[BEGIN Data shown]

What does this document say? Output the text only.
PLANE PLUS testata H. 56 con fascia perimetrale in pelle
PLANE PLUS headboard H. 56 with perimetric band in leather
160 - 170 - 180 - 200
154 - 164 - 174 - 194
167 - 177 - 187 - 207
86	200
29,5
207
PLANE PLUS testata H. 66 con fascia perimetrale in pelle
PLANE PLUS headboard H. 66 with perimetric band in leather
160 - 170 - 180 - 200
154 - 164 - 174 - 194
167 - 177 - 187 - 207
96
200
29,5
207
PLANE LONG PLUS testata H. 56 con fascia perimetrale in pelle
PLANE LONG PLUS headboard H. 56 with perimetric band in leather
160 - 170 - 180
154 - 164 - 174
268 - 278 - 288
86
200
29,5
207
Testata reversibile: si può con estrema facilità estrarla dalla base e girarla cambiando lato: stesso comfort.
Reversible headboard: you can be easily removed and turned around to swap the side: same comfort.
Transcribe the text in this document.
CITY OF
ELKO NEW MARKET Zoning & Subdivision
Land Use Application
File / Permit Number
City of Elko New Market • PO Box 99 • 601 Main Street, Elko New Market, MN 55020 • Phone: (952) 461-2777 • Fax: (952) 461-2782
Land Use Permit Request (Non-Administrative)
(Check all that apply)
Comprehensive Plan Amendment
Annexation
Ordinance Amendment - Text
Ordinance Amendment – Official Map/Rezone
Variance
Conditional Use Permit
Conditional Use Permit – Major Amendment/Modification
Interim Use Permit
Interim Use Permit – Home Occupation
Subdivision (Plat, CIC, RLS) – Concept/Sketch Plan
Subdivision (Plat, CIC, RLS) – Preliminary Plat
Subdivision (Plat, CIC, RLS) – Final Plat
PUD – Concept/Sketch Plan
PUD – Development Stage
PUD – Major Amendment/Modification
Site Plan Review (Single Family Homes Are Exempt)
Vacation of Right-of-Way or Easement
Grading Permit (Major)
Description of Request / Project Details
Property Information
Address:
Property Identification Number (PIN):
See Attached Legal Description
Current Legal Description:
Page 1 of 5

[END Data shown]

Task instructions: Exactly reproduce the material above.

Expected answer:
What does this document say? Output the text only.
PLANE PLUS testata H. 56 con fascia perimetrale in pelle
PLANE PLUS headboard H. 56 with perimetric band in leather
160 - 170 - 180 - 200
154 - 164 - 174 - 194
167 - 177 - 187 - 207
86	200
29,5
207
PLANE PLUS testata H. 66 con fascia perimetrale in pelle
PLANE PLUS headboard H. 66 with perimetric band in leather
160 - 170 - 180 - 200
154 - 164 - 174 - 194
167 - 177 - 187 - 207
96
200
29,5
207
PLANE LONG PLUS testata H. 56 con fascia perimetrale in pelle
PLANE LONG PLUS headboard H. 56 with perimetric band in leather
160 - 170 - 180
154 - 164 - 174
268 - 278 - 288
86
200
29,5
207
Testata reversibile: si può con estrema facilità estrarla dalla base e girarla cambiando lato: stesso comfort.
Reversible headboard: you can be easily removed and turned around to swap the side: same comfort.
Transcribe the text in this document.
CITY OF
ELKO NEW MARKET Zoning & Subdivision
Land Use Application
File / Permit Number
City of Elko New Market • PO Box 99 • 601 Main Street, Elko New Market, MN 55020 • Phone: (952) 461-2777 • Fax: (952) 461-2782
Land Use Permit Request (Non-Administrative)
(Check all that apply)
Comprehensive Plan Amendment
Annexation
Ordinance Amendment - Text
Ordinance Amendment – Official Map/Rezone
Variance
Conditional Use Permit
Conditional Use Permit – Major Amendment/Modification
Interim Use Permit
Interim Use Permit – Home Occupation
Subdivision (Plat, CIC, RLS) – Concept/Sketch Plan
Subdivision (Plat, CIC, RLS) – Preliminary Plat
Subdivision (Plat, CIC, RLS) – Final Plat
PUD – Concept/Sketch Plan
PUD – Development Stage
PUD – Major Amendment/Modification
Site Plan Review (Single Family Homes Are Exempt)
Vacation of Right-of-Way or Easement
Grading Permit (Major)
Description of Request / Project Details
Property Information
Address:
Property Identification Number (PIN):
See Attached Legal Description
Current Legal Description:
Page 1 of 5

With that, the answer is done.